PROBLEM REQUIREMENTS: Please copy out everything from the first of the lines below down to the line containing "sunrise-text: Sunrise: 7:42", including both ends, with each line unchanged.

───── RECORDS TO USE ─────

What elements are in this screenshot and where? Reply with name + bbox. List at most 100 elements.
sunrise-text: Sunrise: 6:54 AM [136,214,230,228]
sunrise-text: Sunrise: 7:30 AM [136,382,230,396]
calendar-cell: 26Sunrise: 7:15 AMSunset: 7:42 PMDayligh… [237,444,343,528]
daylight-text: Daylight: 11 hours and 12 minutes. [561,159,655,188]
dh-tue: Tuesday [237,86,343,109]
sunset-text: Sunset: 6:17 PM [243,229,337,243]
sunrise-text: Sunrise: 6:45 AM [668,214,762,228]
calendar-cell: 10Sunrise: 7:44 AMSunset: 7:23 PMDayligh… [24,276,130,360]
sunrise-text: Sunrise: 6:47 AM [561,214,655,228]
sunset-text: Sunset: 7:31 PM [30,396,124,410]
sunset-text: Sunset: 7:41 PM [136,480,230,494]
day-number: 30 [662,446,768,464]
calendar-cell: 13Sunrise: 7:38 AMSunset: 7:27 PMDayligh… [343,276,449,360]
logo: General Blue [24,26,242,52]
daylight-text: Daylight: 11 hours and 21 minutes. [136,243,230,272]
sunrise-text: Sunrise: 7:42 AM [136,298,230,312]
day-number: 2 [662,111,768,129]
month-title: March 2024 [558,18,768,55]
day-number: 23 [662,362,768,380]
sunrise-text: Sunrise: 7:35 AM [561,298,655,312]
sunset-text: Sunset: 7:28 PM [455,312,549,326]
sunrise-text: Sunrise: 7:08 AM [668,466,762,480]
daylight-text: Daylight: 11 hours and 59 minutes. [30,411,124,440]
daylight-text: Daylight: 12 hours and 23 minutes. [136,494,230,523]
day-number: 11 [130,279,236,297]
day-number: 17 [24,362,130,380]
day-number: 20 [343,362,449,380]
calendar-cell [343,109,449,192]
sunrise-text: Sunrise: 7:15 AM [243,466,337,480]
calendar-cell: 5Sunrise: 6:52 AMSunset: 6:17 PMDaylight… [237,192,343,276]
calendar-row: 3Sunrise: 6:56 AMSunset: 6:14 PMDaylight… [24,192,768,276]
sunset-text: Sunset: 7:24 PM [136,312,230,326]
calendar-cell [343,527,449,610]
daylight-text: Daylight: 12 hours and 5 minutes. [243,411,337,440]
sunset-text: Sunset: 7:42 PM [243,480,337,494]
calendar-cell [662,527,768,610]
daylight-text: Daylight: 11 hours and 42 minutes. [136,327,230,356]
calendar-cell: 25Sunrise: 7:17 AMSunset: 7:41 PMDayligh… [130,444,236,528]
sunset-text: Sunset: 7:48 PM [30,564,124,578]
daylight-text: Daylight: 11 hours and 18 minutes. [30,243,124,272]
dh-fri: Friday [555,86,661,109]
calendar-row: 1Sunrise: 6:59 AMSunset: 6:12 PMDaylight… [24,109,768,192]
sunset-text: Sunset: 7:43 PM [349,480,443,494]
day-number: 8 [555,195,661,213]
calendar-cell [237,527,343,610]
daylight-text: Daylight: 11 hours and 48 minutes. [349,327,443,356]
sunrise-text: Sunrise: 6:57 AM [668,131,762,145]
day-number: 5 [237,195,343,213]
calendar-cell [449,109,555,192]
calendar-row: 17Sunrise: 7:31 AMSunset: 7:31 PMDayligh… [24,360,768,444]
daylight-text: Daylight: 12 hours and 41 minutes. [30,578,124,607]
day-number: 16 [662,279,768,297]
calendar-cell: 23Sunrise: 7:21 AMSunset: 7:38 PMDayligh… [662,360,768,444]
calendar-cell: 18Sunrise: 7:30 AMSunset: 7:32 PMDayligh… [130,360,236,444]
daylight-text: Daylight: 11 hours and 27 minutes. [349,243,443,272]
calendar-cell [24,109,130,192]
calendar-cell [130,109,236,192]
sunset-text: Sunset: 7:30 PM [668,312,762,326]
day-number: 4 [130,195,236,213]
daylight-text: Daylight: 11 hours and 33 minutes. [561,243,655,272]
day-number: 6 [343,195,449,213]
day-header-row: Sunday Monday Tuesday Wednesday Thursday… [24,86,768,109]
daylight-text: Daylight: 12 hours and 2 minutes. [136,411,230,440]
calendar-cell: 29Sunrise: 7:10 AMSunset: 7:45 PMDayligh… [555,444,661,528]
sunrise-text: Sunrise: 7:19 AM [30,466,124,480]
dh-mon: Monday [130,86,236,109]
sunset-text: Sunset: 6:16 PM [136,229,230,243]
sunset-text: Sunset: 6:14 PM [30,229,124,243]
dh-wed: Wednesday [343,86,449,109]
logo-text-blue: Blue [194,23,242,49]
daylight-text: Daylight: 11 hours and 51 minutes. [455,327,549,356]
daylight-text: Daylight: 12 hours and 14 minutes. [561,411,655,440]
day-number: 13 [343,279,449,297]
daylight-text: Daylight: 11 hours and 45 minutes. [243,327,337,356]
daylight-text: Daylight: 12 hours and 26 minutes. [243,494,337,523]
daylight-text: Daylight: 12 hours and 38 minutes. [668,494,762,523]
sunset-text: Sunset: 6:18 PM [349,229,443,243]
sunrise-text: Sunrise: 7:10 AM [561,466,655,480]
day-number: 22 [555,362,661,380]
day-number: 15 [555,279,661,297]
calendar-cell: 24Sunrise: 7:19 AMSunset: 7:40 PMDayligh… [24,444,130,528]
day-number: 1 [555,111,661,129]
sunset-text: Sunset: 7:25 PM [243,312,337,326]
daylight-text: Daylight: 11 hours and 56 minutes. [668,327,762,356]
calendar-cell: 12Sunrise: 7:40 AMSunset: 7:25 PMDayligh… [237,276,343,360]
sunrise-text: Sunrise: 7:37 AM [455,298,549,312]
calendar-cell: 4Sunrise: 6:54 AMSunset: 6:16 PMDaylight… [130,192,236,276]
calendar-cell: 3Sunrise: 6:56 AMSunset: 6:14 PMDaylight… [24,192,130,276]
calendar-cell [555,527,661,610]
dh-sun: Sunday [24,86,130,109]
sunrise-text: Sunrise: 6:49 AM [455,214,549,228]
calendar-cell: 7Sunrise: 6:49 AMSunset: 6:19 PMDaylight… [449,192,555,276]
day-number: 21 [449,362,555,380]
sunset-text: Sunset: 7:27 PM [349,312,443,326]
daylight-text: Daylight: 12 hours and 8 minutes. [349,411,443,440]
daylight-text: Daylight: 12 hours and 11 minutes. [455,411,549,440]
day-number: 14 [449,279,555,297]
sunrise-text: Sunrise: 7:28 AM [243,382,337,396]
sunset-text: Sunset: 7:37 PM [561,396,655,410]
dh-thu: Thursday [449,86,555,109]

─────

CORRECT OUTPUT:
What elements are in this screenshot and where? Reply with name + bbox. List at most 100 elements.
sunrise-text: Sunrise: 6:54 AM [136,214,230,228]
sunrise-text: Sunrise: 7:30 AM [136,382,230,396]
calendar-cell: 26Sunrise: 7:15 AMSunset: 7:42 PMDayligh… [237,444,343,528]
daylight-text: Daylight: 11 hours and 12 minutes. [561,159,655,188]
dh-tue: Tuesday [237,86,343,109]
sunset-text: Sunset: 6:17 PM [243,229,337,243]
sunrise-text: Sunrise: 6:45 AM [668,214,762,228]
calendar-cell: 10Sunrise: 7:44 AMSunset: 7:23 PMDayligh… [24,276,130,360]
sunrise-text: Sunrise: 6:47 AM [561,214,655,228]
sunset-text: Sunset: 7:31 PM [30,396,124,410]
sunset-text: Sunset: 7:41 PM [136,480,230,494]
day-number: 30 [662,446,768,464]
calendar-cell: 13Sunrise: 7:38 AMSunset: 7:27 PMDayligh… [343,276,449,360]
logo: General Blue [24,26,242,52]
daylight-text: Daylight: 11 hours and 21 minutes. [136,243,230,272]
sunrise-text: Sunrise: 7:42 AM [136,298,230,312]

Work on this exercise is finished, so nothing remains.